> _Your objective_: Extract and list every line that contains the word "воздуха".

— BEGIN Supplied data —

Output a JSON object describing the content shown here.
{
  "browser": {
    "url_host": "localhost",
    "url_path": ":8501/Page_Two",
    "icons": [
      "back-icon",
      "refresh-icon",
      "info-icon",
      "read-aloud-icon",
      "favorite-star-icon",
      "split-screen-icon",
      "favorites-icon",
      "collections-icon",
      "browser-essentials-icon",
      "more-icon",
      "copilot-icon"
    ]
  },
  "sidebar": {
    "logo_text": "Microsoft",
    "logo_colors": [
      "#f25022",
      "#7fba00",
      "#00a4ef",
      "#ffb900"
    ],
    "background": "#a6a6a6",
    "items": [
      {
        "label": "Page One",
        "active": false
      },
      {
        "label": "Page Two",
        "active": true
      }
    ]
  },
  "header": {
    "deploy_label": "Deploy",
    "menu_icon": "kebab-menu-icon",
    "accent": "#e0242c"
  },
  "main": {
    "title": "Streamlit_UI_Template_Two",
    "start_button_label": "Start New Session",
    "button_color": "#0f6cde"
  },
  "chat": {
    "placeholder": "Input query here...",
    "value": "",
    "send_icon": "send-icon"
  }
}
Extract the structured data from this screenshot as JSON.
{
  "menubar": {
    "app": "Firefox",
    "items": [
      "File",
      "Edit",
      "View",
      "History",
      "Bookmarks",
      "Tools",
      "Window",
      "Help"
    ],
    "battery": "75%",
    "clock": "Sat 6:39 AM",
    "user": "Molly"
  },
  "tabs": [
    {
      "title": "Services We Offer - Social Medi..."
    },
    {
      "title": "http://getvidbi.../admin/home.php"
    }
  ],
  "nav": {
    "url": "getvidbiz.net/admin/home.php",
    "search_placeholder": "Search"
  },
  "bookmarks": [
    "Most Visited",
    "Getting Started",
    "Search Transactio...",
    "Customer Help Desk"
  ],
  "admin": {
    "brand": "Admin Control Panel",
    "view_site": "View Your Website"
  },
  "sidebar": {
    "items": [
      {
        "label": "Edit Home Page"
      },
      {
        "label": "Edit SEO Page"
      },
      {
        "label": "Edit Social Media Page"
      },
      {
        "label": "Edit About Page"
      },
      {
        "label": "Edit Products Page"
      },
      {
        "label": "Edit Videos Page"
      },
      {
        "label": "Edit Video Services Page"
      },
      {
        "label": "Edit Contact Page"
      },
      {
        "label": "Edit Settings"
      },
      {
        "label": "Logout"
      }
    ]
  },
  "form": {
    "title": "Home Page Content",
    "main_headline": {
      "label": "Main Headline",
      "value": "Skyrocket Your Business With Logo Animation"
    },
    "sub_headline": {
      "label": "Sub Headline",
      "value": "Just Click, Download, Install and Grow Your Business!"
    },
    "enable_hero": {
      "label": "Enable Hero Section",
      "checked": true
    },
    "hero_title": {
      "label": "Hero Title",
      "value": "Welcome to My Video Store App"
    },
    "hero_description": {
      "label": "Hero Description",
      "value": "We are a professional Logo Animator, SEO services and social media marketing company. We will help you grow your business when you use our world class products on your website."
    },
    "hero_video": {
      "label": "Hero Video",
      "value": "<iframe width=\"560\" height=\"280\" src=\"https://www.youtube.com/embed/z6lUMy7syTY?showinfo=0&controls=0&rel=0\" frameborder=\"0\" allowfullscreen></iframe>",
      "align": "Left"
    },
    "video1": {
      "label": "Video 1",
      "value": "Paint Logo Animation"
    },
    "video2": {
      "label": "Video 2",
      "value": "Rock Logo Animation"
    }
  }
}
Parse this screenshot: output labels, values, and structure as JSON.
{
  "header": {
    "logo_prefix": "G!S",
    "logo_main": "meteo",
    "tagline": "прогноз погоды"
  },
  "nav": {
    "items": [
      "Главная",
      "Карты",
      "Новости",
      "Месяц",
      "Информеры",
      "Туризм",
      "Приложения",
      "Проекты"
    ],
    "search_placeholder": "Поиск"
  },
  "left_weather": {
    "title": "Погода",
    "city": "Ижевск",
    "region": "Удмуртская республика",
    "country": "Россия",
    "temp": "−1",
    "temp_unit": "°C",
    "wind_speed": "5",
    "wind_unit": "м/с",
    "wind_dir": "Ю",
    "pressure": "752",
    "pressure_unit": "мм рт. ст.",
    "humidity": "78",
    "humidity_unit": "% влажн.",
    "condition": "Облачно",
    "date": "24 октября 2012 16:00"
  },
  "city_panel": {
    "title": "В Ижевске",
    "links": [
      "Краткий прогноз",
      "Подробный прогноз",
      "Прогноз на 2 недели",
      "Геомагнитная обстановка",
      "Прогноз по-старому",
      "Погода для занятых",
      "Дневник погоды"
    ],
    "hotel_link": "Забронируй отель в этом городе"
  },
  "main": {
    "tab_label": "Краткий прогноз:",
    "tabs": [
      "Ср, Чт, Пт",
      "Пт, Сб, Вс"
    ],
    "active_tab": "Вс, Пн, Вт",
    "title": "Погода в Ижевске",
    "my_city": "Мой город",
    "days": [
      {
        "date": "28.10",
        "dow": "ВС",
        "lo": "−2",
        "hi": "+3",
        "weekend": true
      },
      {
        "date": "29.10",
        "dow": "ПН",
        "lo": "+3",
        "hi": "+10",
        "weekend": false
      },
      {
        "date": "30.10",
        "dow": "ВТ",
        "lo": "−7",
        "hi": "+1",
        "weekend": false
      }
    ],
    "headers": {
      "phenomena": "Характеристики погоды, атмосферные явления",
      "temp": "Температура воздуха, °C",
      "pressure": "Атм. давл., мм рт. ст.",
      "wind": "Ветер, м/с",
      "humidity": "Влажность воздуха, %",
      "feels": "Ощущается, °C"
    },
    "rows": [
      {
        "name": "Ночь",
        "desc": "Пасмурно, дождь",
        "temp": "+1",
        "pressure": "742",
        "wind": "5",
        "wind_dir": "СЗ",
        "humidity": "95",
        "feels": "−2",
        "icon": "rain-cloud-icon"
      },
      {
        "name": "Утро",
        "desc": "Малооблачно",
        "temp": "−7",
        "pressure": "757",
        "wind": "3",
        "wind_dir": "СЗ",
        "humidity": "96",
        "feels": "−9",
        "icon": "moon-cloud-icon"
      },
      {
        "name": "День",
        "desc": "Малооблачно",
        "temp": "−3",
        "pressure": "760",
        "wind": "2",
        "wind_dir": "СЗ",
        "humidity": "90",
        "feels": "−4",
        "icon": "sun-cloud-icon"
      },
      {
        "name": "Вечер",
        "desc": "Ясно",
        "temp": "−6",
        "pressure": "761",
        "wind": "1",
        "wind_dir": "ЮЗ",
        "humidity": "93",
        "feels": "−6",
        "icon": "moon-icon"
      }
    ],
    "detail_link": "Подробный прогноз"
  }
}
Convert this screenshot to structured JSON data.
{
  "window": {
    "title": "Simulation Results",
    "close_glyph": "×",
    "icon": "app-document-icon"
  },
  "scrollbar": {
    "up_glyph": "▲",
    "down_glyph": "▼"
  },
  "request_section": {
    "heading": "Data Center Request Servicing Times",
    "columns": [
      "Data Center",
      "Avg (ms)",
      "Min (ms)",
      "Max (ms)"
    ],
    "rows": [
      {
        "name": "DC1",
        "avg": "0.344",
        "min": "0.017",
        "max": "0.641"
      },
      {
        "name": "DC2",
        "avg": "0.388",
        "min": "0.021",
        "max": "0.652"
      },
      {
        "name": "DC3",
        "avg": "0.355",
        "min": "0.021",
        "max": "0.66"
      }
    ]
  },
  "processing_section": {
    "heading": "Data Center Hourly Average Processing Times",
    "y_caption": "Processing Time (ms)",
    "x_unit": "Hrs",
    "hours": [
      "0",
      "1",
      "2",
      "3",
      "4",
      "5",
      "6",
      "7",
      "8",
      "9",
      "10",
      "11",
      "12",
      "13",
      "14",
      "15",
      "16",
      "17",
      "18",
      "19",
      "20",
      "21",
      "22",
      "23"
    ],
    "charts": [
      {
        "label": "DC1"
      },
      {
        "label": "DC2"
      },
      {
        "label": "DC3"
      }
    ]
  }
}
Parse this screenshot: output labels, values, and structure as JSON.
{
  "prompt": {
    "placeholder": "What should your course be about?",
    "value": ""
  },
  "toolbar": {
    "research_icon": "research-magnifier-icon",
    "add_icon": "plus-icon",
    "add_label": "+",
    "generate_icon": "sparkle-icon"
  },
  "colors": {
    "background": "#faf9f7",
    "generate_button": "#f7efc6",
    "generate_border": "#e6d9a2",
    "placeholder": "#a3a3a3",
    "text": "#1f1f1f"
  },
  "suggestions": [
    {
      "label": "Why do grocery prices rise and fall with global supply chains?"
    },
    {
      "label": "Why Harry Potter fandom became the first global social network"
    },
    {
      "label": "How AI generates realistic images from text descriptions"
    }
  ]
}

— END Supplied data —

> _The output_:
      "temp": "Температура воздуха, °C",
      "humidity": "Влажность воздуха, %",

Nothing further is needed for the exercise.